Copy the data precisely, keeping every character.
++++ Given data
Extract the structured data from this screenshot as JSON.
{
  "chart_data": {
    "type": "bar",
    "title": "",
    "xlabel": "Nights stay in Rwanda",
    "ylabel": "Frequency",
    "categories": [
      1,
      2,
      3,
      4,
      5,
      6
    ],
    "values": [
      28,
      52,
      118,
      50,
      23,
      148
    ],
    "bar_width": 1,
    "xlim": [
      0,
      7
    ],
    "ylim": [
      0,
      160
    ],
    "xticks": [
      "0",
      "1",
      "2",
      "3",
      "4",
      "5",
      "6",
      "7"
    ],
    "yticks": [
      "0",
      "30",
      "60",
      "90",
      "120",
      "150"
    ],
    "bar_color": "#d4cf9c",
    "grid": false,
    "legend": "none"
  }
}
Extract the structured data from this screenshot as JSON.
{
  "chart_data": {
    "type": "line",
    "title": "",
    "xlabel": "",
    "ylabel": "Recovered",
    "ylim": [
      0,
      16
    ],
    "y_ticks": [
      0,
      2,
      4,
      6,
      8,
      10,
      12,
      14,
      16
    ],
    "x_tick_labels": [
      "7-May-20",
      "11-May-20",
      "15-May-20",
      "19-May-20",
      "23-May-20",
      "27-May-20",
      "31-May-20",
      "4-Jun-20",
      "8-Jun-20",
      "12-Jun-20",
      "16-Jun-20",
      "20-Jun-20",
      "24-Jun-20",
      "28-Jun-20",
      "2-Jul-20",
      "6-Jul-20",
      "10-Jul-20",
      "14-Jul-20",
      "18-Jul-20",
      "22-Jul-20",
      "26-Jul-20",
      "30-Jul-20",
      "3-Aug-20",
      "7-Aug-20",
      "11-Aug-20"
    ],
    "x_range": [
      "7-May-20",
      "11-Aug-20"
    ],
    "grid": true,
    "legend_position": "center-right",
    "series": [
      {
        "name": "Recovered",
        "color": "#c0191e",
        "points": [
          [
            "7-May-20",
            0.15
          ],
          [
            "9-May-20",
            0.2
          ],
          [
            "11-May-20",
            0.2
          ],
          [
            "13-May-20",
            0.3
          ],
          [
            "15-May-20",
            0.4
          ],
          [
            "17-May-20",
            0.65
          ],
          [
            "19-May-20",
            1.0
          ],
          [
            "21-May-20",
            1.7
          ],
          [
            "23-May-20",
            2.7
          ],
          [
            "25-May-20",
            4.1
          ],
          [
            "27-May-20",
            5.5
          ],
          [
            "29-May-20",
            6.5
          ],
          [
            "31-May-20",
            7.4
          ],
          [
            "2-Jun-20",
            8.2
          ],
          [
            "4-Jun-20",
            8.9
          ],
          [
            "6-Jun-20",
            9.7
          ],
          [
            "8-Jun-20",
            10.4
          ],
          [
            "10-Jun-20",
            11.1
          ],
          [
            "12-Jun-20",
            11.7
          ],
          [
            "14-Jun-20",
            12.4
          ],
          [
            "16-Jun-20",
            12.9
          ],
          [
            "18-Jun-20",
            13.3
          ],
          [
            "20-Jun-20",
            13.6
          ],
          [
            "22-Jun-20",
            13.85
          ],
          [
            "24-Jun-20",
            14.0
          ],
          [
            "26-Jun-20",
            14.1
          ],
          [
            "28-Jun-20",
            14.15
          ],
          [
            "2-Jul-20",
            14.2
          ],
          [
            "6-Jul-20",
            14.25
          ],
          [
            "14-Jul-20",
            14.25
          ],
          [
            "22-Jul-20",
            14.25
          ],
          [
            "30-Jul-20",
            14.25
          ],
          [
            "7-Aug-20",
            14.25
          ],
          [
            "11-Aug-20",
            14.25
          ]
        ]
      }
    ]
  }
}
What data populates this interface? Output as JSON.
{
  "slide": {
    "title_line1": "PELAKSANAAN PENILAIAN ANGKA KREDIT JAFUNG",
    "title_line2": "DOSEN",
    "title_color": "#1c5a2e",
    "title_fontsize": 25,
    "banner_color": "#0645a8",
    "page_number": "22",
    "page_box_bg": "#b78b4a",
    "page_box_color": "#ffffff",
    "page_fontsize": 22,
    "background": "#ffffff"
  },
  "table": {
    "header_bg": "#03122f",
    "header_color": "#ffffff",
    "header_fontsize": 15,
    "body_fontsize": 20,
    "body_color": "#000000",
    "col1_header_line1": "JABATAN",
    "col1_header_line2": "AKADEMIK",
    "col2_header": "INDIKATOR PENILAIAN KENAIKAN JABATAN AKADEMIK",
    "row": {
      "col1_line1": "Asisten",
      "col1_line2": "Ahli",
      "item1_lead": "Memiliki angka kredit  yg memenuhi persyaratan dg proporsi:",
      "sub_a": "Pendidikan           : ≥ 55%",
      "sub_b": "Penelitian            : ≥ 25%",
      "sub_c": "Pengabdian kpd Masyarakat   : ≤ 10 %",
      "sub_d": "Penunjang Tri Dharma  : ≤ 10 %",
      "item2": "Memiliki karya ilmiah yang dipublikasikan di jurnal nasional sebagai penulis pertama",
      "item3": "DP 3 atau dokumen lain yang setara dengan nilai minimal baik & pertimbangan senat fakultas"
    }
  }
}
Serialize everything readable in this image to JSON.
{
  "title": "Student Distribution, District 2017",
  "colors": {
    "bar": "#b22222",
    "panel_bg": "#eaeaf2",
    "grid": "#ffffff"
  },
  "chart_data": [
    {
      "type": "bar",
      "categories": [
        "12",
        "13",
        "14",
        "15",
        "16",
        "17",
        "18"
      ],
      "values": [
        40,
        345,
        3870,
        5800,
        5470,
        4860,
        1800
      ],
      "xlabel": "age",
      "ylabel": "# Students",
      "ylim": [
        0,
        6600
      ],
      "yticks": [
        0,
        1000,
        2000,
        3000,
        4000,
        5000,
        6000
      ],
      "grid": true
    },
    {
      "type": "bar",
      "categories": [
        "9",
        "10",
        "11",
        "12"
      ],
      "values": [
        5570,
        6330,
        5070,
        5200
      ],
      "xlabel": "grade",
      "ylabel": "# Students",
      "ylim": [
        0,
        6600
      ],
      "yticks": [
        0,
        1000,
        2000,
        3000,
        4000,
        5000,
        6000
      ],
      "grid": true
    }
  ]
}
++++++++
→ **Result of the task**
Extract the structured data from this screenshot as JSON.
{
  "chart_data": {
    "type": "bar",
    "title": "",
    "xlabel": "Nights stay in Rwanda",
    "ylabel": "Frequency",
    "categories": [
      1,
      2,
      3,
      4,
      5,
      6
    ],
    "values": [
      28,
      52,
      118,
      50,
      23,
      148
    ],
    "bar_width": 1,
    "xlim": [
      0,
      7
    ],
    "ylim": [
      0,
      160
    ],
    "xticks": [
      "0",
      "1",
      "2",
      "3",
      "4",
      "5",
      "6",
      "7"
    ],
    "yticks": [
      "0",
      "30",
      "60",
      "90",
      "120",
      "150"
    ],
    "bar_color": "#d4cf9c",
    "grid": false,
    "legend": "none"
  }
}
Extract the structured data from this screenshot as JSON.
{
  "chart_data": {
    "type": "line",
    "title": "",
    "xlabel": "",
    "ylabel": "Recovered",
    "ylim": [
      0,
      16
    ],
    "y_ticks": [
      0,
      2,
      4,
      6,
      8,
      10,
      12,
      14,
      16
    ],
    "x_tick_labels": [
      "7-May-20",
      "11-May-20",
      "15-May-20",
      "19-May-20",
      "23-May-20",
      "27-May-20",
      "31-May-20",
      "4-Jun-20",
      "8-Jun-20",
      "12-Jun-20",
      "16-Jun-20",
      "20-Jun-20",
      "24-Jun-20",
      "28-Jun-20",
      "2-Jul-20",
      "6-Jul-20",
      "10-Jul-20",
      "14-Jul-20",
      "18-Jul-20",
      "22-Jul-20",
      "26-Jul-20",
      "30-Jul-20",
      "3-Aug-20",
      "7-Aug-20",
      "11-Aug-20"
    ],
    "x_range": [
      "7-May-20",
      "11-Aug-20"
    ],
    "grid": true,
    "legend_position": "center-right",
    "series": [
      {
        "name": "Recovered",
        "color": "#c0191e",
        "points": [
          [
            "7-May-20",
            0.15
          ],
          [
            "9-May-20",
            0.2
          ],
          [
            "11-May-20",
            0.2
          ],
          [
            "13-May-20",
            0.3
          ],
          [
            "15-May-20",
            0.4
          ],
          [
            "17-May-20",
            0.65
          ],
          [
            "19-May-20",
            1.0
          ],
          [
            "21-May-20",
            1.7
          ],
          [
            "23-May-20",
            2.7
          ],
          [
            "25-May-20",
            4.1
          ],
          [
            "27-May-20",
            5.5
          ],
          [
            "29-May-20",
            6.5
          ],
          [
            "31-May-20",
            7.4
          ],
          [
            "2-Jun-20",
            8.2
          ],
          [
            "4-Jun-20",
            8.9
          ],
          [
            "6-Jun-20",
            9.7
          ],
          [
            "8-Jun-20",
            10.4
          ],
          [
            "10-Jun-20",
            11.1
          ],
          [
            "12-Jun-20",
            11.7
          ],
          [
            "14-Jun-20",
            12.4
          ],
          [
            "16-Jun-20",
            12.9
          ],
          [
            "18-Jun-20",
            13.3
          ],
          [
            "20-Jun-20",
            13.6
          ],
          [
            "22-Jun-20",
            13.85
          ],
          [
            "24-Jun-20",
            14.0
          ],
          [
            "26-Jun-20",
            14.1
          ],
          [
            "28-Jun-20",
            14.15
          ],
          [
            "2-Jul-20",
            14.2
          ],
          [
            "6-Jul-20",
            14.25
          ],
          [
            "14-Jul-20",
            14.25
          ],
          [
            "22-Jul-20",
            14.25
          ],
          [
            "30-Jul-20",
            14.25
          ],
          [
            "7-Aug-20",
            14.25
          ],
          [
            "11-Aug-20",
            14.25
          ]
        ]
      }
    ]
  }
}
What data populates this interface? Output as JSON.
{
  "slide": {
    "title_line1": "PELAKSANAAN PENILAIAN ANGKA KREDIT JAFUNG",
    "title_line2": "DOSEN",
    "title_color": "#1c5a2e",
    "title_fontsize": 25,
    "banner_color": "#0645a8",
    "page_number": "22",
    "page_box_bg": "#b78b4a",
    "page_box_color": "#ffffff",
    "page_fontsize": 22,
    "background": "#ffffff"
  },
  "table": {
    "header_bg": "#03122f",
    "header_color": "#ffffff",
    "header_fontsize": 15,
    "body_fontsize": 20,
    "body_color": "#000000",
    "col1_header_line1": "JABATAN",
    "col1_header_line2": "AKADEMIK",
    "col2_header": "INDIKATOR PENILAIAN KENAIKAN JABATAN AKADEMIK",
    "row": {
      "col1_line1": "Asisten",
      "col1_line2": "Ahli",
      "item1_lead": "Memiliki angka kredit  yg memenuhi persyaratan dg proporsi:",
      "sub_a": "Pendidikan           : ≥ 55%",
      "sub_b": "Penelitian            : ≥ 25%",
      "sub_c": "Pengabdian kpd Masyarakat   : ≤ 10 %",
      "sub_d": "Penunjang Tri Dharma  : ≤ 10 %",
      "item2": "Memiliki karya ilmiah yang dipublikasikan di jurnal nasional sebagai penulis pertama",
      "item3": "DP 3 atau dokumen lain yang setara dengan nilai minimal baik & pertimbangan senat fakultas"
    }
  }
}
Serialize everything readable in this image to JSON.
{
  "title": "Student Distribution, District 2017",
  "colors": {
    "bar": "#b22222",
    "panel_bg": "#eaeaf2",
    "grid": "#ffffff"
  },
  "chart_data": [
    {
      "type": "bar",
      "categories": [
        "12",
        "13",
        "14",
        "15",
        "16",
        "17",
        "18"
      ],
      "values": [
        40,
        345,
        3870,
        5800,
        5470,
        4860,
        1800
      ],
      "xlabel": "age",
      "ylabel": "# Students",
      "ylim": [
        0,
        6600
      ],
      "yticks": [
        0,
        1000,
        2000,
        3000,
        4000,
        5000,
        6000
      ],
      "grid": true
    },
    {
      "type": "bar",
      "categories": [
        "9",
        "10",
        "11",
        "12"
      ],
      "values": [
        5570,
        6330,
        5070,
        5200
      ],
      "xlabel": "grade",
      "ylabel": "# Students",
      "ylim": [
        0,
        6600
      ],
      "yticks": [
        0,
        1000,
        2000,
        3000,
        4000,
        5000,
        6000
      ],
      "grid": true
    }
  ]
}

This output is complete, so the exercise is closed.